### LISTING:
■ ■ ■ ■ ■
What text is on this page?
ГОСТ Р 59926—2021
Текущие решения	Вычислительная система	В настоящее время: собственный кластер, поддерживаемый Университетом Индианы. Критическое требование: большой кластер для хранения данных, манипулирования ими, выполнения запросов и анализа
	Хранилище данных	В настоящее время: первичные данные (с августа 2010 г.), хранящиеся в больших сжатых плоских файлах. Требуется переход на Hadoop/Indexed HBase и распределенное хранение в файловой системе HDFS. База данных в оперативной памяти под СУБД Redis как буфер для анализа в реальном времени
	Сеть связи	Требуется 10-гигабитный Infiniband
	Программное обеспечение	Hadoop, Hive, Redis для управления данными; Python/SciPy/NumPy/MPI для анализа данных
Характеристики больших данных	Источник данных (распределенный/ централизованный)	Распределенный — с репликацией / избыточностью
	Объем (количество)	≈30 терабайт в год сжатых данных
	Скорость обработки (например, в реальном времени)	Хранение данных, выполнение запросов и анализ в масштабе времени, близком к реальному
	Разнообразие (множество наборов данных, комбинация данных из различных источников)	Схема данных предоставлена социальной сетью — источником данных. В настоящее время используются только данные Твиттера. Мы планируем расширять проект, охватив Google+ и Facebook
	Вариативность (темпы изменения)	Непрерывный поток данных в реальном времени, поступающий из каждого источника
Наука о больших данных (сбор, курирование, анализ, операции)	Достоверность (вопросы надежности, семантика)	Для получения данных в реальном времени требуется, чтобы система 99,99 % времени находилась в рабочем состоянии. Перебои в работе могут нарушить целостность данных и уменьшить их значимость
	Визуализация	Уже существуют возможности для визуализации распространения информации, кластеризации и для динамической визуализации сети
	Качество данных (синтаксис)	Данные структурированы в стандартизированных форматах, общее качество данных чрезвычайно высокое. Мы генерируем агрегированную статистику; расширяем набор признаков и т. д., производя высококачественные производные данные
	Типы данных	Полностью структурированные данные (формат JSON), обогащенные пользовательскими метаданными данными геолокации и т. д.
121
■ ■ ■ ■ ■
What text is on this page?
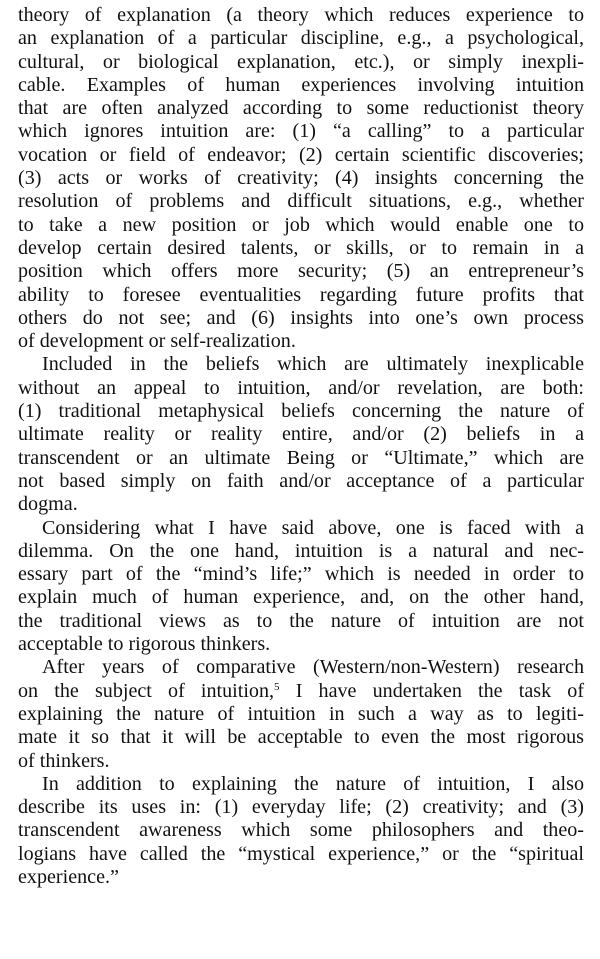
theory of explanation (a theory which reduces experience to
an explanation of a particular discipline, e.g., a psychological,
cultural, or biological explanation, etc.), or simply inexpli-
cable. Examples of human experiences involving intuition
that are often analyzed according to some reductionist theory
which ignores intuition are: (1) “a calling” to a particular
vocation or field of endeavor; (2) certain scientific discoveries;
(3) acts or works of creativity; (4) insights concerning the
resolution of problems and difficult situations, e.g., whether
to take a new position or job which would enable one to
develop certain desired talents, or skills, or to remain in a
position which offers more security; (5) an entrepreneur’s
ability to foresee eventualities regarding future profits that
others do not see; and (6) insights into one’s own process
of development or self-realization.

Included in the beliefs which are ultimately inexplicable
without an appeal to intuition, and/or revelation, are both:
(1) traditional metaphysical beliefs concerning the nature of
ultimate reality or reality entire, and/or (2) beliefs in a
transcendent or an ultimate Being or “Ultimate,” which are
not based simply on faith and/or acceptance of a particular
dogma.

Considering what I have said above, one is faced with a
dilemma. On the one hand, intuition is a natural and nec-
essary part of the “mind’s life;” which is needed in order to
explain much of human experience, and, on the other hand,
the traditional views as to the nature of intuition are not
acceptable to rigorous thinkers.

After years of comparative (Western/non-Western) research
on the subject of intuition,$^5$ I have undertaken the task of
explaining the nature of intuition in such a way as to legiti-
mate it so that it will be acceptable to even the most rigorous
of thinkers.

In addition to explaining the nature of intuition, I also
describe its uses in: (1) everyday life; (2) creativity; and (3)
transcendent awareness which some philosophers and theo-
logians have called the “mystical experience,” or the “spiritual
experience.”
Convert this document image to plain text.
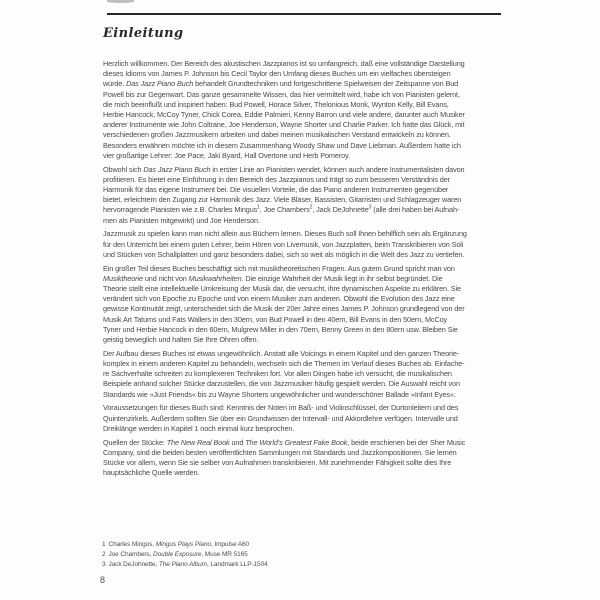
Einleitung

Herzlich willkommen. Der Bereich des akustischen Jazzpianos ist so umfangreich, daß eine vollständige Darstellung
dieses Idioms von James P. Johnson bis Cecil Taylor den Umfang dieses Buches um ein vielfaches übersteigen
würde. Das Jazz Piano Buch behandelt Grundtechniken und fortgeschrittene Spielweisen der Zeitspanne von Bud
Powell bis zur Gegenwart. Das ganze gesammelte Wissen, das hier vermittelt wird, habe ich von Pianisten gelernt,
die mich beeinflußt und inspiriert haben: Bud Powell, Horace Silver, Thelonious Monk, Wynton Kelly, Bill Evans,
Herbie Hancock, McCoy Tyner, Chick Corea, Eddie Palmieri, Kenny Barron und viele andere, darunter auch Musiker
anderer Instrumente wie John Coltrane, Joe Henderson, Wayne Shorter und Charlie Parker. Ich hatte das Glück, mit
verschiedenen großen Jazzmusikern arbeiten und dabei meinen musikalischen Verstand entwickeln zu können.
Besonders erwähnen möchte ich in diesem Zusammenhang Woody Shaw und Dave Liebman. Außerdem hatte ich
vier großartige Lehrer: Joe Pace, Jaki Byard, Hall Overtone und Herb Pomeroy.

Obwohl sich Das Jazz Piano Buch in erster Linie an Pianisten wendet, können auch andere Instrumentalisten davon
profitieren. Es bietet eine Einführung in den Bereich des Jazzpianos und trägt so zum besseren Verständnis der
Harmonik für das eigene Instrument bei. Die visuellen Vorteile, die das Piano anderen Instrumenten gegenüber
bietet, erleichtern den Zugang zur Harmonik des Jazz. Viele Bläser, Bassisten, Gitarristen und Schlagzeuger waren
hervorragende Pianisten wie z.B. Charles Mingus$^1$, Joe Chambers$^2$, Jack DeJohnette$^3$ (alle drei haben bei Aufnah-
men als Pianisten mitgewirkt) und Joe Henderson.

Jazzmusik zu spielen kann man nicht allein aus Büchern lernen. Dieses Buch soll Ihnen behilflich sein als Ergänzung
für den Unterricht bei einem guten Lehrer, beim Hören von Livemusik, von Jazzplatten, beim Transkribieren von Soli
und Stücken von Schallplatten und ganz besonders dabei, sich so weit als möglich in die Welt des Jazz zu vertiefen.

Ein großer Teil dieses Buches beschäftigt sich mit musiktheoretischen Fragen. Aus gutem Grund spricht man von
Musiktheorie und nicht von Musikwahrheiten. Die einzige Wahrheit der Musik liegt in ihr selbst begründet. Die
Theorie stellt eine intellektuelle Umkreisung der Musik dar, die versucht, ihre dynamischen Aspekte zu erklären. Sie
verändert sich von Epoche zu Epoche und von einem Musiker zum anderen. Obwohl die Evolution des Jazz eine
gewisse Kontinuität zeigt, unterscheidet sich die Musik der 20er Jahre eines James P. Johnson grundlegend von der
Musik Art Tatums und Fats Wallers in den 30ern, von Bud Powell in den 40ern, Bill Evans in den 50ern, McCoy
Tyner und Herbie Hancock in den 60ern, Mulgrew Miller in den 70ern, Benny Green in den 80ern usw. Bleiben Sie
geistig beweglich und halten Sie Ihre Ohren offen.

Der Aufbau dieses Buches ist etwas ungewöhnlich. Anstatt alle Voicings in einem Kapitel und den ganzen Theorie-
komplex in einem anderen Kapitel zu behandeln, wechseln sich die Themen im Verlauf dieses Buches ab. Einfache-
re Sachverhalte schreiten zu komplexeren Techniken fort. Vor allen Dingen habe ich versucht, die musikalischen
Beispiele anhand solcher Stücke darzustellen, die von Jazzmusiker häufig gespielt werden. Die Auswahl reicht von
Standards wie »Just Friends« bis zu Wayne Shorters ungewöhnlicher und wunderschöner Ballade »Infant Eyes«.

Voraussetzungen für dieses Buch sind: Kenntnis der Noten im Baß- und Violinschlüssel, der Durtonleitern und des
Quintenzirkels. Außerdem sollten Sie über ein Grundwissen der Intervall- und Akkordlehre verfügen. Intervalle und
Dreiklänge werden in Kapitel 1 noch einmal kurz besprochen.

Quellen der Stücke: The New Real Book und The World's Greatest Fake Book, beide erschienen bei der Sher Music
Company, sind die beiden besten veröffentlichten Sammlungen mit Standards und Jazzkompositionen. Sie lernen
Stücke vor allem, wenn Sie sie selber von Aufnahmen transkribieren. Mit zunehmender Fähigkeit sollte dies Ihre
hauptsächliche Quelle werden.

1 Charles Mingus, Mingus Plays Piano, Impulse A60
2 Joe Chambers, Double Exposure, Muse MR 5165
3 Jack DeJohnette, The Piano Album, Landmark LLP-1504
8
■ ■ ■ ■ ■
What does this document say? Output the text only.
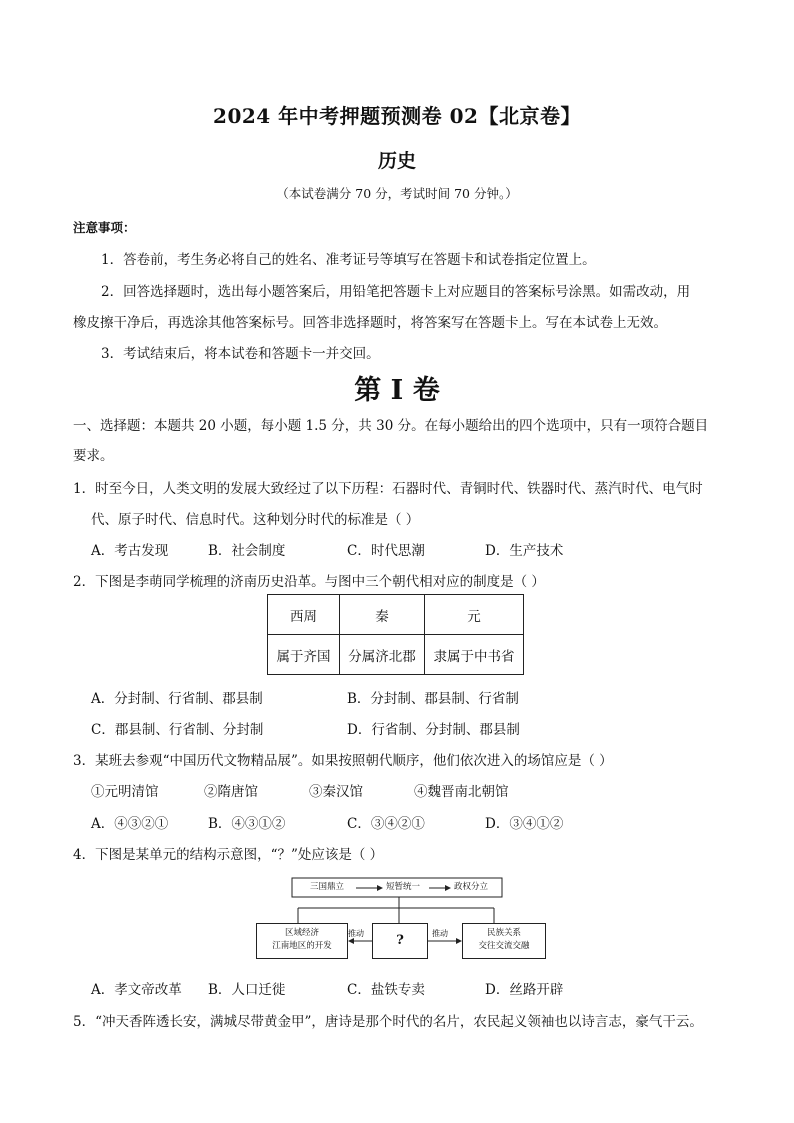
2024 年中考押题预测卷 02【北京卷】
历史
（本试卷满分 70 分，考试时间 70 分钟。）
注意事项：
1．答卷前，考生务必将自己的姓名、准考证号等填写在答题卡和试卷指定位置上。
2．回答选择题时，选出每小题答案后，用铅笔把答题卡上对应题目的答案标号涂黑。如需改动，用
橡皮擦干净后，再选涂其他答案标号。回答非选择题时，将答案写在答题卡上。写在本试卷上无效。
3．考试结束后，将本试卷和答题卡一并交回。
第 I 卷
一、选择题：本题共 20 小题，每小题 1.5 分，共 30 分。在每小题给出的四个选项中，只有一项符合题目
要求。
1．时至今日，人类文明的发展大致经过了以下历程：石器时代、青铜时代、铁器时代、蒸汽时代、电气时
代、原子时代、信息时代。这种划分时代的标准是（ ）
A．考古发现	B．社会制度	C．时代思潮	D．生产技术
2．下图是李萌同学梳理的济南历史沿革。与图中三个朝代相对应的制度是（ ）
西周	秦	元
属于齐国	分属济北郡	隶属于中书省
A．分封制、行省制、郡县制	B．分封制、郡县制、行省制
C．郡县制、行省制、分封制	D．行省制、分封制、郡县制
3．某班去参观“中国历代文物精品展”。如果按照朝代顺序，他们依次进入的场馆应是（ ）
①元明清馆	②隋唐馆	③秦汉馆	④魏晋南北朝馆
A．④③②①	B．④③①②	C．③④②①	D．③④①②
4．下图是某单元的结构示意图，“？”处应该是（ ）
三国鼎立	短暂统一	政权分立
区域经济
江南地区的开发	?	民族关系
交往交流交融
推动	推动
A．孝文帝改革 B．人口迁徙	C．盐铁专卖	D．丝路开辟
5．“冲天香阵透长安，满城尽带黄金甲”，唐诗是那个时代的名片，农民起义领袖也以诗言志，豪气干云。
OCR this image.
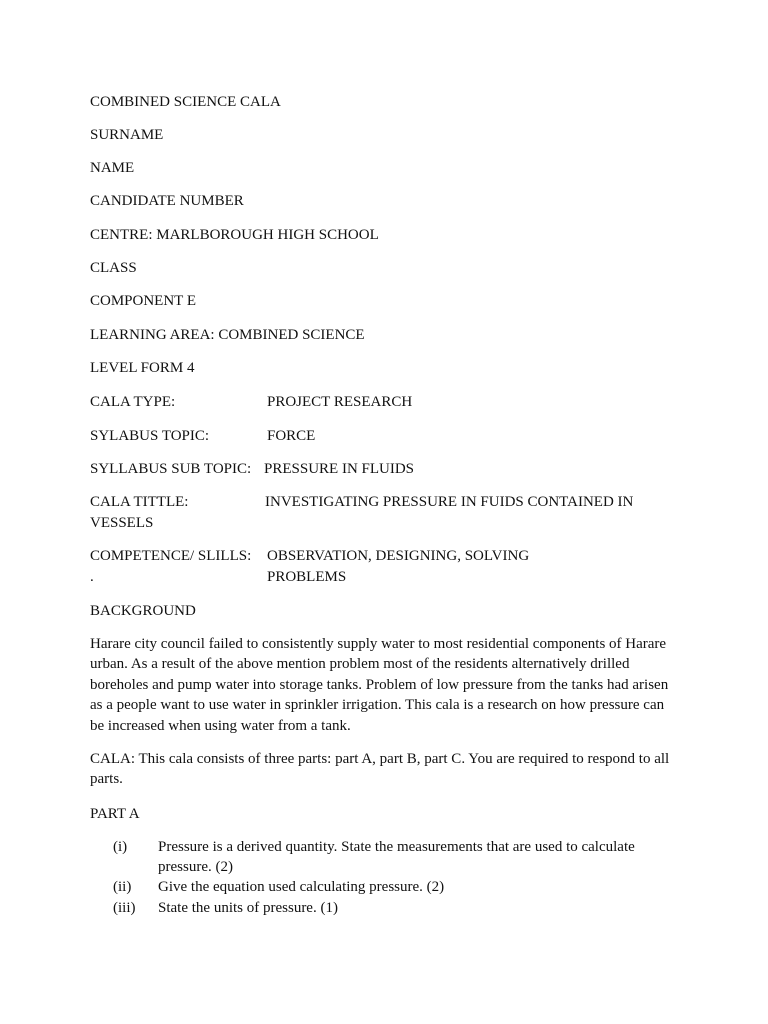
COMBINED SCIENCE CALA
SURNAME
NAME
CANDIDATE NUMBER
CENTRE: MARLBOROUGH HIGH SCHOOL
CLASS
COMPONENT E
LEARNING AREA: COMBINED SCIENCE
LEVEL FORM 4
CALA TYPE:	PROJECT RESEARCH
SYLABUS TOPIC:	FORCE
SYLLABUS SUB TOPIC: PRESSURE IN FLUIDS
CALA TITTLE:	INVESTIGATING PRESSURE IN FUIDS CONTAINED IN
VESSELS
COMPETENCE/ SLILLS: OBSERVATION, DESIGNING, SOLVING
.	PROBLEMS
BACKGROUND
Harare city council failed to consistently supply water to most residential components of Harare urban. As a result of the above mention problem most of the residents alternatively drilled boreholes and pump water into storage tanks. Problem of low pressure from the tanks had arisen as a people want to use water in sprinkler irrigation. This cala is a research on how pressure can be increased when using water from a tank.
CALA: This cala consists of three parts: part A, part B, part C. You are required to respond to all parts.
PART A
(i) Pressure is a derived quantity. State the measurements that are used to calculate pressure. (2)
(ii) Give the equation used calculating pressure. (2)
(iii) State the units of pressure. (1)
■ ■ ■ ■ ■
### SET TASK:
Find and copy each line above that includes the string "анализа".

### TASK ANSWER:
Текущие решения	Вычислительная система	В настоящее время: собственный кластер, поддерживаемый Университетом Индианы. Критическое требование: большой кластер для хранения данных, манипулирования ими, выполнения запросов и анализа
	Хранилище данных	В настоящее время: первичные данные (с августа 2010 г.), хранящиеся в больших сжатых плоских файлах. Требуется переход на Hadoop/Indexed HBase и распределенное хранение в файловой системе HDFS. База данных в оперативной памяти под СУБД Redis как буфер для анализа в реальном времени
	Программное обеспечение	Hadoop, Hive, Redis для управления данными; Python/SciPy/NumPy/MPI для анализа данных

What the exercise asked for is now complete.